Given exercise |
State the count of lines below in which the word "this" appears, and add nothing.

Raw records |
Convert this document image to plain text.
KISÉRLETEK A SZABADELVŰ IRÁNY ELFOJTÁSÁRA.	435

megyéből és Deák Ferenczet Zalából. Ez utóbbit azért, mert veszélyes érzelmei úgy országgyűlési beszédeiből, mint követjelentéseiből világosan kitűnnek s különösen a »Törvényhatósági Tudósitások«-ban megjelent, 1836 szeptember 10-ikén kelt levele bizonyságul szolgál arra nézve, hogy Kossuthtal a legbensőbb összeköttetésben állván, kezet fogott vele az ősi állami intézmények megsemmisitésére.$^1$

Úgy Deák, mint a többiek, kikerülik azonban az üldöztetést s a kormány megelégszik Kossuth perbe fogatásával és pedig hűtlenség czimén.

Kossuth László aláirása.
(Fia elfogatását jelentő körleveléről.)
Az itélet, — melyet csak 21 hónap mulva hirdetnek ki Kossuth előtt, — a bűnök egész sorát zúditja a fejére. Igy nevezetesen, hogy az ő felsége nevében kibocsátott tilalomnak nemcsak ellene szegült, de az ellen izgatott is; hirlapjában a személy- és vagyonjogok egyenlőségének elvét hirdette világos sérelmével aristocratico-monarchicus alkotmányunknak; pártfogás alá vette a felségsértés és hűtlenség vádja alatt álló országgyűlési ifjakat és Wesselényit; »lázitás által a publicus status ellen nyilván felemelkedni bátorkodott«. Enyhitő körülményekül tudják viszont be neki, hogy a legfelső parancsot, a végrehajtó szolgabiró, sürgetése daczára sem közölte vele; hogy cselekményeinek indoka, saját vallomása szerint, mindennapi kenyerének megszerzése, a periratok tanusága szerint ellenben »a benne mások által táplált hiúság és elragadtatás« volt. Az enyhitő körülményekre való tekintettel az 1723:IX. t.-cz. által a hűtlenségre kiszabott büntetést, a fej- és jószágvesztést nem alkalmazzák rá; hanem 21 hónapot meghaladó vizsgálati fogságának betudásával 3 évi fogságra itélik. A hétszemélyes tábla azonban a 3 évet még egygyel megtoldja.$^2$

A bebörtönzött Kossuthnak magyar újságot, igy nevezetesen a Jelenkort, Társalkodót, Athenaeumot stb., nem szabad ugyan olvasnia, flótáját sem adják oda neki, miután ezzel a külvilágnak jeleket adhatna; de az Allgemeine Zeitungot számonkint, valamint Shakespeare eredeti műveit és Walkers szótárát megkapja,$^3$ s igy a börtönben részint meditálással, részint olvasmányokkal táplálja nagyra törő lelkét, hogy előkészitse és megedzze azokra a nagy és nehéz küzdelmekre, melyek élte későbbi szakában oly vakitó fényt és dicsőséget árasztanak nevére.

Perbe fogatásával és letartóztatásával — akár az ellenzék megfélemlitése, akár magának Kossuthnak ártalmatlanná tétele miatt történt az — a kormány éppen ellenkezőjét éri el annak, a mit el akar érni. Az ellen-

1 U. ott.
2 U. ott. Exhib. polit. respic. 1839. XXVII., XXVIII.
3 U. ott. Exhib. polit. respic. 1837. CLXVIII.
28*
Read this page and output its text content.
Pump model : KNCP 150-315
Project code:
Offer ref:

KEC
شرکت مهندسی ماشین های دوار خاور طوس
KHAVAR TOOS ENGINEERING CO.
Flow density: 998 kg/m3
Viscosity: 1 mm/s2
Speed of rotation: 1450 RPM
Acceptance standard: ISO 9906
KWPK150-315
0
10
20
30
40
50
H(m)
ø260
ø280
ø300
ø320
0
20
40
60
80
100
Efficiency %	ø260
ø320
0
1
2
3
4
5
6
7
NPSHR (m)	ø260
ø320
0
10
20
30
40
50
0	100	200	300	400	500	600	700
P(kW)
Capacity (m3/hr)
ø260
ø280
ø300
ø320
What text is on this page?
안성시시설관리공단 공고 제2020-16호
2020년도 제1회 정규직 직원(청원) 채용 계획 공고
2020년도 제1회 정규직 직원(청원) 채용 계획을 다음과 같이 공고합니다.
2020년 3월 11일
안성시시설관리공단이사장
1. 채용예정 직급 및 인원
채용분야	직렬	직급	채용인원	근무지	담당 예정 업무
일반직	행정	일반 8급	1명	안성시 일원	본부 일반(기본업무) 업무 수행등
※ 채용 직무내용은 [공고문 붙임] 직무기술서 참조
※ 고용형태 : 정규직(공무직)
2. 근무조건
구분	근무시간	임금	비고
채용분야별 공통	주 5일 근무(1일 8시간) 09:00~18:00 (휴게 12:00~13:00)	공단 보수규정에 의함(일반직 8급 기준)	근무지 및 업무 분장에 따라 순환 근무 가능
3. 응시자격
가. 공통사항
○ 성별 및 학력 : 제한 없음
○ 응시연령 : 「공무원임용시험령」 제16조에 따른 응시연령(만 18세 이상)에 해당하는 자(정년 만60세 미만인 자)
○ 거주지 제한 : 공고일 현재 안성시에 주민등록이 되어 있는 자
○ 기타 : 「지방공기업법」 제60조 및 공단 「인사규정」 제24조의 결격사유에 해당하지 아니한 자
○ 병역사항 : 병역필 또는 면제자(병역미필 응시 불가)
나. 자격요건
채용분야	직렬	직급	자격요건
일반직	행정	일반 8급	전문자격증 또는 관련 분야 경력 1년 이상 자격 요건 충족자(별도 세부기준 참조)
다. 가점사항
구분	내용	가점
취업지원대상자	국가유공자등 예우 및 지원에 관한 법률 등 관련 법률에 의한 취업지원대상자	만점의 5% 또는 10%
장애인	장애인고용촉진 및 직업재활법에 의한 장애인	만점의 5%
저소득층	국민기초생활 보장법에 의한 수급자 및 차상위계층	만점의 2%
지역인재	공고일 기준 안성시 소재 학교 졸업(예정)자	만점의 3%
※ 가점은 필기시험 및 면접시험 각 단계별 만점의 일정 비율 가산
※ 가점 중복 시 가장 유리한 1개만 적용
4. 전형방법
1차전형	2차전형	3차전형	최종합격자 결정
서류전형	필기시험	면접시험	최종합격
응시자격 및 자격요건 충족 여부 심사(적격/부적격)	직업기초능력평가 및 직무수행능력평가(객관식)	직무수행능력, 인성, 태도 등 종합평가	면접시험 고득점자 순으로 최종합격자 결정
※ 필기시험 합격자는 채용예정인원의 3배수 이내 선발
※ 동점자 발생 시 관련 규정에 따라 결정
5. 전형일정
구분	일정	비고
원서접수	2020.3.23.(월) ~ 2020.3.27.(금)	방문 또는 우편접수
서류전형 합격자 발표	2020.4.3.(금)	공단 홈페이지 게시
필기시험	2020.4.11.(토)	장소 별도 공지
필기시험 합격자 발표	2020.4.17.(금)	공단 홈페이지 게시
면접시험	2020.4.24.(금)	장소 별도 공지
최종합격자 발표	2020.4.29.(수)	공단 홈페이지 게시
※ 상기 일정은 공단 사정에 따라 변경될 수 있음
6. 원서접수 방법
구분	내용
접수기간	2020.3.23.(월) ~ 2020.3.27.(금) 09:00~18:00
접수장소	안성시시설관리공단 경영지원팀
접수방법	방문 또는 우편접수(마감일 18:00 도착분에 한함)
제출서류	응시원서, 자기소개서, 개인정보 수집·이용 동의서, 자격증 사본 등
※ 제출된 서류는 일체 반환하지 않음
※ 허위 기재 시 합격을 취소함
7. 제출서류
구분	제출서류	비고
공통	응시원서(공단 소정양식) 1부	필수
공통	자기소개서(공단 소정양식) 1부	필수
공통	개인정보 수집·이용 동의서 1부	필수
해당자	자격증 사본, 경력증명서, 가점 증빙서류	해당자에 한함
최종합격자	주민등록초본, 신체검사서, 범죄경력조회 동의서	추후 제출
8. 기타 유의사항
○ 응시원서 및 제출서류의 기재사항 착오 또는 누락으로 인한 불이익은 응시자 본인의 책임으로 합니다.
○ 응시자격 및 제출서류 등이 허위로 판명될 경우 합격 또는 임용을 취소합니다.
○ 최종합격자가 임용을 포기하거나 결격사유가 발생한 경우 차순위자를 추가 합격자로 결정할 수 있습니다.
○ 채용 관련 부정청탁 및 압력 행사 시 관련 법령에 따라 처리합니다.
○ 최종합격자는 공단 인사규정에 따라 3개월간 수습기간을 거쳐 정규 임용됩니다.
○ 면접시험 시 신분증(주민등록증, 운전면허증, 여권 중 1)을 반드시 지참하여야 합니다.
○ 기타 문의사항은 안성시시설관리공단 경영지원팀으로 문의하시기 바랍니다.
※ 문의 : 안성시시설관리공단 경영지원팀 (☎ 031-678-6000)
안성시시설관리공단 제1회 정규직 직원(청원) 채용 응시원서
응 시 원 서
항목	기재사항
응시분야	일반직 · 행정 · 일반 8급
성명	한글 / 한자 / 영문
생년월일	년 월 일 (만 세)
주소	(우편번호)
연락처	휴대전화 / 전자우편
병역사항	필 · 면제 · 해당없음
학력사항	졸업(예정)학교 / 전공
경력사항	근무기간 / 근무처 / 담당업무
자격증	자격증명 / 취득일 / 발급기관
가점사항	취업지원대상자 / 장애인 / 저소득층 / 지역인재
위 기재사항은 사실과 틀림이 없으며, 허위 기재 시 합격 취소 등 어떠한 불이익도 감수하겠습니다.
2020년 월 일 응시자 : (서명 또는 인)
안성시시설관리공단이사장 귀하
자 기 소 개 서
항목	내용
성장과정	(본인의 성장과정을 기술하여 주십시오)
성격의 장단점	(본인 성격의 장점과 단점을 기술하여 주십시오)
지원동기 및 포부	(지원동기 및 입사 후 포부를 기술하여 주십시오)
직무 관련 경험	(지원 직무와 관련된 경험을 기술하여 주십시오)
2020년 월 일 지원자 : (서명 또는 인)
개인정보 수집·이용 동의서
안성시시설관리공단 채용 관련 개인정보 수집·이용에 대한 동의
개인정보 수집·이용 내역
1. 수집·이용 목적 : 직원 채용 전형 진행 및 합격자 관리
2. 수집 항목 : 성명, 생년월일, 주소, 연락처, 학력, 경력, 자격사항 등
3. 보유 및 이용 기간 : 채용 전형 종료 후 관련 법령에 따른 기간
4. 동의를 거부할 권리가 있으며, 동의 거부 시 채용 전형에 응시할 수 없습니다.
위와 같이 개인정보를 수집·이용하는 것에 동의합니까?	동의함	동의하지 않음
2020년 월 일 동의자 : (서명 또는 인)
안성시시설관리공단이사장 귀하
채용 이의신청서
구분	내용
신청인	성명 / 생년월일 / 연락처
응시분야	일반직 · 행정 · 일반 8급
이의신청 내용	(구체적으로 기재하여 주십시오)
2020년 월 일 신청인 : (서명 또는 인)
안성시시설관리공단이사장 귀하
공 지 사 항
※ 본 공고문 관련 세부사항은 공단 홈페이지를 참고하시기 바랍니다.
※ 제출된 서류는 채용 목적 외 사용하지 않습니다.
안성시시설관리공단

Response |
3